Set task: All lines holding the string "Settings" are to be shown.

Dataset items
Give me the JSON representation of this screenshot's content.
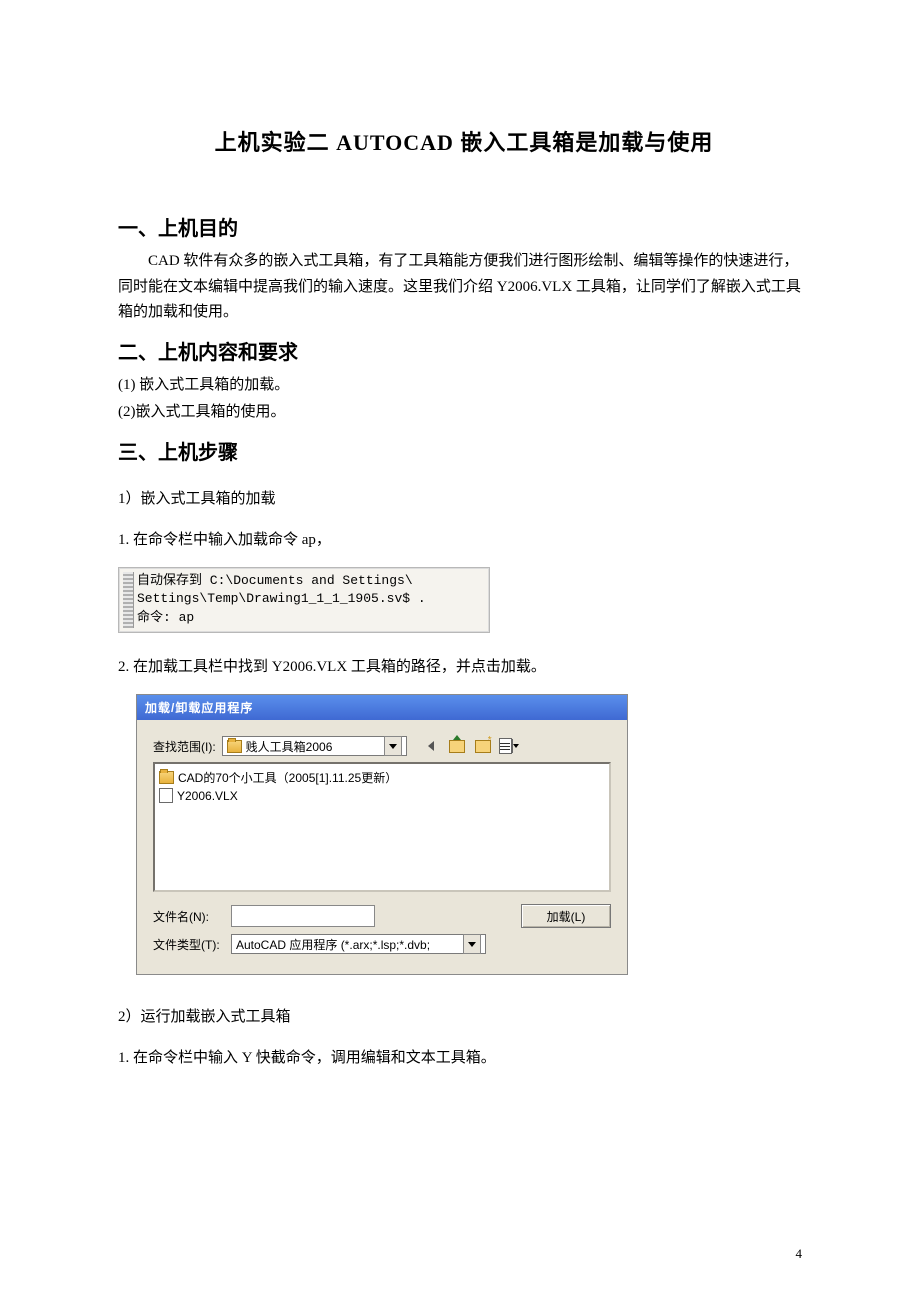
{
  "title": "上机实验二 AUTOCAD 嵌入工具箱是加载与使用",
  "sec1_h": "一、上机目的",
  "sec1_p": "CAD 软件有众多的嵌入式工具箱，有了工具箱能方便我们进行图形绘制、编辑等操作的快速进行，同时能在文本编辑中提高我们的输入速度。这里我们介绍 Y2006.VLX 工具箱，让同学们了解嵌入式工具箱的加载和使用。",
  "sec2_h": "二、上机内容和要求",
  "sec2_li1": "(1) 嵌入式工具箱的加载。",
  "sec2_li2": "(2)嵌入式工具箱的使用。",
  "sec3_h": "三、上机步骤",
  "step_1": "1）嵌入式工具箱的加载",
  "step_1_1": "1. 在命令栏中输入加载命令 ap，",
  "cmd_line1": "自动保存到 C:\\Documents and Settings\\",
  "cmd_line2": "Settings\\Temp\\Drawing1_1_1_1905.sv$ .",
  "cmd_line3": "命令: ap",
  "step_1_2": "2. 在加载工具栏中找到 Y2006.VLX 工具箱的路径，并点击加载。",
  "dlg": {
    "title": "加载/卸载应用程序",
    "lookin_label": "查找范围(I):",
    "lookin_value": "贱人工具箱2006",
    "file_item1": "CAD的70个小工具（2005[1].11.25更新）",
    "file_item2": "Y2006.VLX",
    "filename_label": "文件名(N):",
    "filetype_label": "文件类型(T):",
    "filetype_value": "AutoCAD 应用程序 (*.arx;*.lsp;*.dvb;",
    "load_btn": "加载(L)"
  },
  "step_2": "2）运行加载嵌入式工具箱",
  "step_2_1": "1. 在命令栏中输入 Y 快截命令，调用编辑和文本工具箱。",
  "page_number": "4"
}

Finished exercise:
  "cmd_line1": "自动保存到 C:\\Documents and Settings\\",
  "cmd_line2": "Settings\\Temp\\Drawing1_1_1_1905.sv$ .",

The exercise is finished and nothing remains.